## GIVEN PASSAGE

┄┄┄┄┄┄

One problem with the above approach is that rotating the frames of video data requires memory bandwidth. In particular, each frame of video data must be read from memory, rotated, and then each rotated frame must be written back to memory. With this approach, an amount of memory bandwidth may be consumed that is equal to twice the size of each frame, for each frame that must be rotated. In addition, rotating the frames of video data prior to viewing may incur a latency penalty that could disrupt the user experience associated with viewing those frames. For example, if the user decides to view the frames of video data according to a different orientation than those frames were originally captured, then the user is required to wait for the rotation operation to complete before the rotated frames of video data may be viewed. With relatively long sequences of frames, the user could be required to wait for a significant amount of time.

As the foregoing illustrates, what is needed in the art is an improved technique for rotating frames of video data.

SUMMARY OF THE INVENTION

One embodiment of the present invention sets forth a computer-implemented method for processing frames of video data. The method includes retrieving from a local buffer a first portion of video data that is associated with a first frame included in a plurality of frames of video data, copying to the local buffer a second portion of video data that is also associated with the first frame, where the second portion of video data resides adjacent to the first portion of video data within the first frame, and performing a deblocking operation based on the first portion of video data and the second portion of video data to generate a deblocked first portion of video data and a deblocked second portion of video data. The method also includes performing a rotation operation on the deblocked second portion of video data to generate a rotated and deblocked second portion of video data, and writing the rotated and deblocked second portion of video data to a memory unit.

One advantage of the disclosed technique is that the amount of data read from memory in order to rotate a frame of video data is reduced, thereby decreasing the amount of memory bandwidth and power consumed when rotating the frame of video data.

BRIEF DESCRIPTION OF THE DRAWINGS

So that the manner in which the above recited features of the present invention can be understood in detail, a more particular description of the invention, briefly summarized above, may be had by reference to embodiments, some of which are illustrated in the appended drawings. It is to be noted, however, that the appended drawings illustrate only typical embodiments of this invention and are therefore not to be considered limiting of its scope, for the invention may admit to other equally effective embodiments.

FIG. 1 is a block diagram of a computing device configured to implement one or more aspects of the present invention;

FIG. 2 is a conceptual diagram that illustrates a frame of video data and a rotated frame of video data generated by the decode engine of FIG. 1, according to one embodiment of the present invention; and

FIG. 3 illustrates a flow diagram of method steps for rotating a frame of video data to generate a rotated frame of video data, according to one embodiment of the present invention.

DETAILED DESCRIPTION

In the following description, numerous specific details are set forth to provide a more thorough understanding of the present invention. However, it will be apparent to one of skill in the art that the present invention may be practiced without one or more of these specific details.

┄┄┄┄┄┄

## EXERCISE INSTRUCTIONS
- a) Answer these questions about the video frame rotation passage:
(i) Under the earlier approach, how much memory bandwidth may be consumed for each frame that must be rotated?
(ii) What operation is performed on the first and second portions of video data before the rotation?
(iii) What does FIG. 1 depict?
- b) Write the next part of the video frame rotation passage, starting after its final sentence.
The items aren't needed for any of this.

┄┄┄┄┄┄

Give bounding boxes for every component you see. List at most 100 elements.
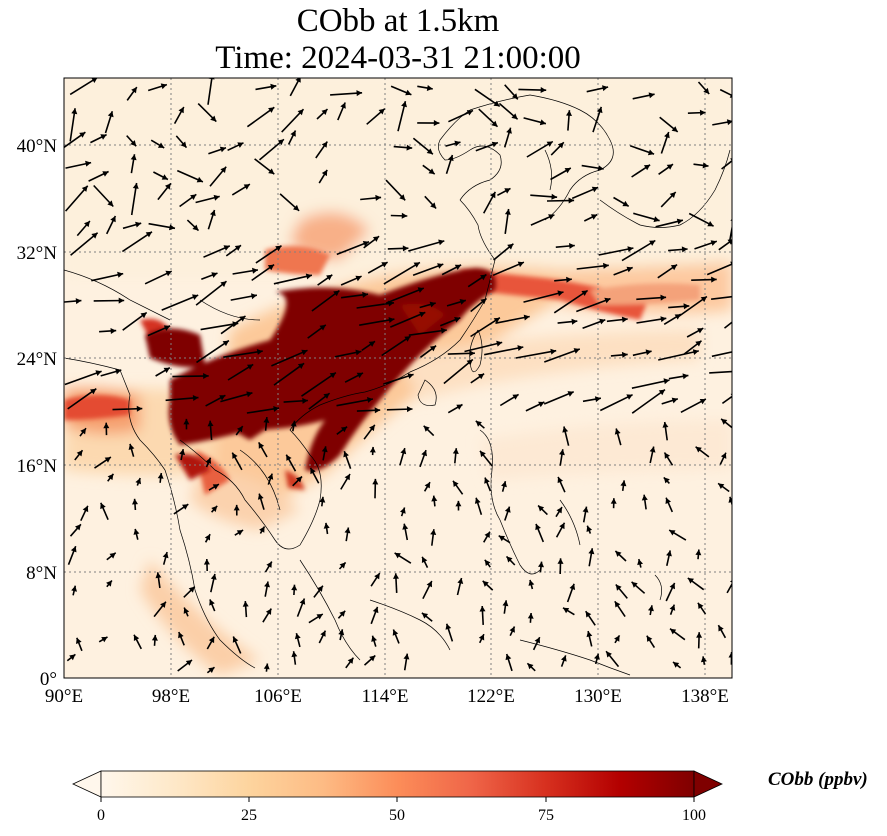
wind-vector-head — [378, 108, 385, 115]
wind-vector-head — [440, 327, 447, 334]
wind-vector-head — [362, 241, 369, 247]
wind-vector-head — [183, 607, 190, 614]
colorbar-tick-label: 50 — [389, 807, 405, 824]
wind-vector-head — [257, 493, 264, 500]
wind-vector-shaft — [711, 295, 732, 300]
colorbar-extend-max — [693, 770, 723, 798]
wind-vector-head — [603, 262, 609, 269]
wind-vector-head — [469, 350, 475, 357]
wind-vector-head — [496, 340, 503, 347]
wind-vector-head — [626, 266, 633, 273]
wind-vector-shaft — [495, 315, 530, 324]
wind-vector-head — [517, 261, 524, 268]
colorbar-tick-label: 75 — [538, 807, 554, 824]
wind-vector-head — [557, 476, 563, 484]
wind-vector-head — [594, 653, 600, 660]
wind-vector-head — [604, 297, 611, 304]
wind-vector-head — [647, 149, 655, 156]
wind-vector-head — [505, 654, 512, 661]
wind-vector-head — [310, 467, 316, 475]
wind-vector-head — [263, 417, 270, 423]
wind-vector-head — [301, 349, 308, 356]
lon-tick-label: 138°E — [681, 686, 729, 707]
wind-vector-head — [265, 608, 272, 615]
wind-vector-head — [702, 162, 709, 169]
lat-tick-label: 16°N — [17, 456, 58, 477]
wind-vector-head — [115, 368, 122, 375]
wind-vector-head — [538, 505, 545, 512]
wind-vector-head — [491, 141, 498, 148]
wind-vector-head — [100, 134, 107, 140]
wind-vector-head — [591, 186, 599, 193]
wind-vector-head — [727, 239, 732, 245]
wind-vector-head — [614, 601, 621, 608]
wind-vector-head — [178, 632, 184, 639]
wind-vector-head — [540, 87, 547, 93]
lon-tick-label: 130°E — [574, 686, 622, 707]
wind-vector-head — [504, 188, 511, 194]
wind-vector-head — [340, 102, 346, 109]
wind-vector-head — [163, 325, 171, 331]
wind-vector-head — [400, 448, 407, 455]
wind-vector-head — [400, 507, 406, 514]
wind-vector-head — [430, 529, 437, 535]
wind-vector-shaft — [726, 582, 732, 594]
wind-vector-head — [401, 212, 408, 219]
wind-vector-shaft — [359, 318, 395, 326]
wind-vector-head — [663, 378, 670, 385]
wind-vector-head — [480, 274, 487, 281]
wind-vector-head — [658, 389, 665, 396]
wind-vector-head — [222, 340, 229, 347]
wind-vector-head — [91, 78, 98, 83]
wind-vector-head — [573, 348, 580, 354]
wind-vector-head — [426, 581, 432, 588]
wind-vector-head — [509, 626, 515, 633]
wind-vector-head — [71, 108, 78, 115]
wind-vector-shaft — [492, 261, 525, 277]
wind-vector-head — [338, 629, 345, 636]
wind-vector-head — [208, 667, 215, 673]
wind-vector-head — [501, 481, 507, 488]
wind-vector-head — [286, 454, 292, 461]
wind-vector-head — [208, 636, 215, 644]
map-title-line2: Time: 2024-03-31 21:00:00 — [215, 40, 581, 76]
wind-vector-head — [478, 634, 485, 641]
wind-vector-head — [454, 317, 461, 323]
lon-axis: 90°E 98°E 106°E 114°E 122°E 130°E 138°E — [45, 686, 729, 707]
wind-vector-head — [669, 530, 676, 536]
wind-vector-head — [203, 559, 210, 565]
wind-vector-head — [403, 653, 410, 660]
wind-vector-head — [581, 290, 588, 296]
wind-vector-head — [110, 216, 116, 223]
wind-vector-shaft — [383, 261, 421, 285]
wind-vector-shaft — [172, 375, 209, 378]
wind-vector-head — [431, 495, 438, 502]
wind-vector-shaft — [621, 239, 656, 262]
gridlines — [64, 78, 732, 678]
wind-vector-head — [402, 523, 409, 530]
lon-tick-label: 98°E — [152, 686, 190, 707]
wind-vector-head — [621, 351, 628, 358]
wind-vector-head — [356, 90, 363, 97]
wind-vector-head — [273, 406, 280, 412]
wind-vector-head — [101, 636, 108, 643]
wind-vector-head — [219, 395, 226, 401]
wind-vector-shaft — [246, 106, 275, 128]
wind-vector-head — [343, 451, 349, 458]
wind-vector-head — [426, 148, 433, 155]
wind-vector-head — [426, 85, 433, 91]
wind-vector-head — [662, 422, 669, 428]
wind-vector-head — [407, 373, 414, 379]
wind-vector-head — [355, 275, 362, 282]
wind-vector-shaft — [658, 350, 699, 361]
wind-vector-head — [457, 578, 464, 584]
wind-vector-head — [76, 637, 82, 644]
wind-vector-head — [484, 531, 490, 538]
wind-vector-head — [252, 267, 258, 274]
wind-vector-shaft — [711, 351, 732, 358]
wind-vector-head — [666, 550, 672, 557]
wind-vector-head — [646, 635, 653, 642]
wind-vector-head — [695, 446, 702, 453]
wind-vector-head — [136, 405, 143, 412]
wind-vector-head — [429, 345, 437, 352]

┄┄┄┄┄┄

## ANSWER LIST
- a)
(i) An amount equal to twice the size of each frame.
(ii) A deblocking operation.
(iii) A block diagram of a computing device configured to implement one or more aspects of the present invention.

- b)
FIG. 1 is a block diagram of a computing device 100 configured to implement one or more aspects of the present invention. In one embodiment, computing device 100 may be included within a mobile device, such as a cell phone, tablet computer, digital camera, and so forth, and may represent a system-on-a-chip (SoC) configured to manage the operation of that mobile device. As shown, computing device 100 includes, without limitation, a processing unit 102, a parallel processing unit (PPU) 104, input/output (I/O) devices 106, a decode engine 108, and a memory 110 coupled together via an interconnect 112.

Processing unit 102 may be central processing unit (CPU), a microprocessor, an application specific integrated circuit (ASIC), or any other technically feasible hardware unit that is capable of processing data and executing program instructions. Processing unit 102 is configured to coordinate the operation of other hardware units within computing device 100, including, e.g. PPU 104.

PPU 104 may be a graphics processing unit (GPU) or any other technically feasible hardware unit configured to support the parallel execution of program instructions. PPU 104 is generally configured to operate in conjunction with processing unit 102.

I/O devices 106 may include devices capable of receiving input, such as a video camera, a keyboard, a mouse, a microphone, and so forth, as well as devices capable of providing output, such as a display device, a speaker, and so forth. Additionally, I/O devices 106 may include devices capable of both receiving input and providing output, such as a touch screen, a universal serial bus (USB) port, and so forth. A video camera within I/O devices 106 is configured to capture frames of video data and to store those frames within memory 110 as frames 120 of video data.

Memory unit 110 may include a random access memory (RAM) module, a flash memory unit, disk drive storage device, or any other type of memory unit or combination thereof. Memory 110 includes frames 120 of video data and rotated frames 122 of video data. Frames 120 and rotated frames 122 may be processed, updated, or generated by decode engine 108.

Decode engine 108 is a hardware unit configured to perform various operations with frames 120 and rotated frames 122. As is shown, decode engine 108 includes a post-processing engine (PPE) 114, a direct memory access unit (DMA) engine 116, and buffers 118. PPE 114, DMA engine 116, and buffers 118 are configured to interoperate in order to perform various aspects of the present invention.

In particular, PPE 114 is configured to perform a deblocking operation that involves different portions of a frame 120. PPE 114 may receive a first portion of a frame 120 from an upstream unit in a processing pipeline implemented by decode engine 108 or from buffer 118. PPE 114 may then cause DMA 116 to retrieve a second portion of the frame 120 from memory 110. The first and second portions of the frame may reside adjacent to one another in the frame 120. In one embodiment, the first and second portions of the frame are macroblocks included in the frame 120, and the second portion of the frame 120 represents the above-neighbor of the first portion of the frame 120.

DMA 116 is configured to buffer the second portion of the frame 120 in buffers 118. PPE 114 may then perform a deblocking operation with the first and second portions of the frame 120, and then write deblocked portions of the frame 120 to buffers 118. DMA engine 116 may then retrieve the deblocked portions of the frame 120 from buffers 118 and update the frame 120 to include the deblocked portions. DMA engine 116 may also perform a rotation operation with part of the deblocked portions and then write a rotated, deblocked portion to rotated frames 122. By performing the deblocking operation in conjunction with performing the rotation operation, decode engine 108 may avoid reading the same portions of frames 120 on two separate occasions when executing those two different operations, thereby conserving memory bandwidth and expediting the generation of rotated frames 122.

The different elements within decode engine 108 may perform the aforementioned process for each frame included within frames 120, thereby generating each rotated frame 122. The general approach described thus far is illustrated in greater detail by way of example in conjunction with FIG. 2.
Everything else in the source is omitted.